> _SOURCE MATERIAL_:
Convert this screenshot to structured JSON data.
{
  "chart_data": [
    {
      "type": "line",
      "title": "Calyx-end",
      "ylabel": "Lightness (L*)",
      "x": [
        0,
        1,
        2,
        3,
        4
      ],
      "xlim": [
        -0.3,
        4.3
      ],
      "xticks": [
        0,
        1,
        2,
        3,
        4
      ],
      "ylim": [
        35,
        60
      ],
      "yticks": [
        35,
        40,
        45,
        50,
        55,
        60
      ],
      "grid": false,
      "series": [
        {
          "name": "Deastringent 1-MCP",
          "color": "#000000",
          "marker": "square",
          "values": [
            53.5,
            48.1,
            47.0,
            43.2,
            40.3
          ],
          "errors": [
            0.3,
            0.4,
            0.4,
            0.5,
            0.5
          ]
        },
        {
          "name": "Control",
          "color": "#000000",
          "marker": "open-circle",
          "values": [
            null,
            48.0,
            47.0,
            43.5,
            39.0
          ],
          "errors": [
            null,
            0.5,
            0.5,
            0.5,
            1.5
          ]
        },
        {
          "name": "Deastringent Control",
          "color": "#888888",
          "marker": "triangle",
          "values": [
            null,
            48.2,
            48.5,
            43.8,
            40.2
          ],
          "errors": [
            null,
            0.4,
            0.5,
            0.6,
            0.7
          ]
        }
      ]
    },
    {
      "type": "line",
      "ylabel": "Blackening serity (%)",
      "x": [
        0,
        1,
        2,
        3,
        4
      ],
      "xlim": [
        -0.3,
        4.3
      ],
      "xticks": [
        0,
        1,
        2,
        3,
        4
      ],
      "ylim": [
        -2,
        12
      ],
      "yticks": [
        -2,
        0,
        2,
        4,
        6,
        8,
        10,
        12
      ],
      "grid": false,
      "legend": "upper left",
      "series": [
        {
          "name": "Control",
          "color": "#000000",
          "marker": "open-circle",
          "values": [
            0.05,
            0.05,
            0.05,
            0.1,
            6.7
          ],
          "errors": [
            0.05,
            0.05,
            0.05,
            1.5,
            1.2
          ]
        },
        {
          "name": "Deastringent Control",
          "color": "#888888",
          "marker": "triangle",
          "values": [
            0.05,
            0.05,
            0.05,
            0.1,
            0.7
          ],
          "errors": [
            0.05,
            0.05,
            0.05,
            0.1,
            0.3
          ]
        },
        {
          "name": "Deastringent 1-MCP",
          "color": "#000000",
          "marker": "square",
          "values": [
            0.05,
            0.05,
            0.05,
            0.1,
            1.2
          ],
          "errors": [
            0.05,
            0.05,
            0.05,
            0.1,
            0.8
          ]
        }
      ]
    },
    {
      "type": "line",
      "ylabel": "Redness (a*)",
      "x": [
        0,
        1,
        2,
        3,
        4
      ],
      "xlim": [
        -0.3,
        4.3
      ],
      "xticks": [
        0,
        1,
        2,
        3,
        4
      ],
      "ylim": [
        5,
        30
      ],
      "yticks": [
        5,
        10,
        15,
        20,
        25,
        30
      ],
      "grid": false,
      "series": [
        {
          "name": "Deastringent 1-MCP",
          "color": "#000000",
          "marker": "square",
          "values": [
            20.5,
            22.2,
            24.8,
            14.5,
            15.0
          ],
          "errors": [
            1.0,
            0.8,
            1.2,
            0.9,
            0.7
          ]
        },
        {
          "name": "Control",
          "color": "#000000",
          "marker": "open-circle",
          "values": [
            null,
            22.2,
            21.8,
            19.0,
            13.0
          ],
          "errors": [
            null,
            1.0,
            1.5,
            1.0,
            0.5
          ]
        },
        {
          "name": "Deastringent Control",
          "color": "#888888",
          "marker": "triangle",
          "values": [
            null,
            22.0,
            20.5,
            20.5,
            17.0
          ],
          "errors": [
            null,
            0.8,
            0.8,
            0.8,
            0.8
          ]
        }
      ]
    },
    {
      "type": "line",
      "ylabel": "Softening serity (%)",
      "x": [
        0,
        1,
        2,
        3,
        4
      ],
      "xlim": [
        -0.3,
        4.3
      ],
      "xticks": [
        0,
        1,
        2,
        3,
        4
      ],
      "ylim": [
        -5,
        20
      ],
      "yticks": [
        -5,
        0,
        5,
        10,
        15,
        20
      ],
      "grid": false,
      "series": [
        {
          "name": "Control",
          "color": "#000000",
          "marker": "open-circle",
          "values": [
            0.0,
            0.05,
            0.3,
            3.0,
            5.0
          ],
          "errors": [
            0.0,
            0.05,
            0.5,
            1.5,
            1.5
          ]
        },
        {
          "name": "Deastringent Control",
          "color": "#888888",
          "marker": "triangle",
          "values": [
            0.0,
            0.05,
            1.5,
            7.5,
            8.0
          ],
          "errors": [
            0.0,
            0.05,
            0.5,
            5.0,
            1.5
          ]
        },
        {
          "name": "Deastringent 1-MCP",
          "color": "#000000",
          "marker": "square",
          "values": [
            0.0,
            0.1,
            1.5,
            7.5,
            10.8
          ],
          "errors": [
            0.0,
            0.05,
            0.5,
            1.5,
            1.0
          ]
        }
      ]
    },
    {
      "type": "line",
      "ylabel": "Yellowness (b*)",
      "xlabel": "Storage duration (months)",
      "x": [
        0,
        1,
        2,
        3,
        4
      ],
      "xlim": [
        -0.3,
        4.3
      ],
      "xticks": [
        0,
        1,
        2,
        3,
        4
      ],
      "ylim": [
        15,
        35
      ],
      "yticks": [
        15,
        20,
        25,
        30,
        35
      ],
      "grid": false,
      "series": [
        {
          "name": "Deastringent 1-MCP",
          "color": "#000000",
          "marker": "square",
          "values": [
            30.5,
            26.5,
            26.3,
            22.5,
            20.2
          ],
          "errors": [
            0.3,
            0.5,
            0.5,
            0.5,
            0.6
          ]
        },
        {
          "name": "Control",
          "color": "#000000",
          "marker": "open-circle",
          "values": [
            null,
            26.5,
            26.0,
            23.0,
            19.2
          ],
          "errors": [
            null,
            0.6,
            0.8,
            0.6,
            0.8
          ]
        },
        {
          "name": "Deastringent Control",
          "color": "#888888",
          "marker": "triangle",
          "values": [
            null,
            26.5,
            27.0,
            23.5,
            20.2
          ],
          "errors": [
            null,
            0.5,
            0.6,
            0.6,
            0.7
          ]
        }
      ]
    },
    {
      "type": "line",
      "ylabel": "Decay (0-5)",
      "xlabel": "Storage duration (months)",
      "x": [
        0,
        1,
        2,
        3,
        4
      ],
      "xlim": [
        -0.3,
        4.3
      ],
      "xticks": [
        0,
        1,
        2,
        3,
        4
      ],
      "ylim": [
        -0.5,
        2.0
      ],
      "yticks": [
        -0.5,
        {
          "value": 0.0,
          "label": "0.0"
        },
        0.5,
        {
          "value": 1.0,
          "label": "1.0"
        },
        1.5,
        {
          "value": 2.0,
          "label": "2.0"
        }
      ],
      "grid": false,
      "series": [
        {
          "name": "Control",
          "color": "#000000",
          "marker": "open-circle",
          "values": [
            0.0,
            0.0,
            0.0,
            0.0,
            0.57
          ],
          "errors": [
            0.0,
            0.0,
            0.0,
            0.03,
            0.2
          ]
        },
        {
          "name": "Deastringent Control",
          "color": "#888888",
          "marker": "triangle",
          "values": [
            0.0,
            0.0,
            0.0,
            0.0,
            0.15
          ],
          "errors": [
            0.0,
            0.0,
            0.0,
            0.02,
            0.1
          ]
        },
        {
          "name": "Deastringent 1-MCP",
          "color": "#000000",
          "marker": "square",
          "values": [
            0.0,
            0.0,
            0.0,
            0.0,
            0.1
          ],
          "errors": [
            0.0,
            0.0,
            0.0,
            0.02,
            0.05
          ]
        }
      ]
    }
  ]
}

> _WHAT TO DO_: Copy every line from the entries that contains the word "ylabel".

> _COMPLETE ANSWER_:
      "ylabel": "Lightness (L*)",
      "ylabel": "Blackening serity (%)",
      "ylabel": "Redness (a*)",
      "ylabel": "Softening serity (%)",
      "ylabel": "Yellowness (b*)",
      "ylabel": "Decay (0-5)",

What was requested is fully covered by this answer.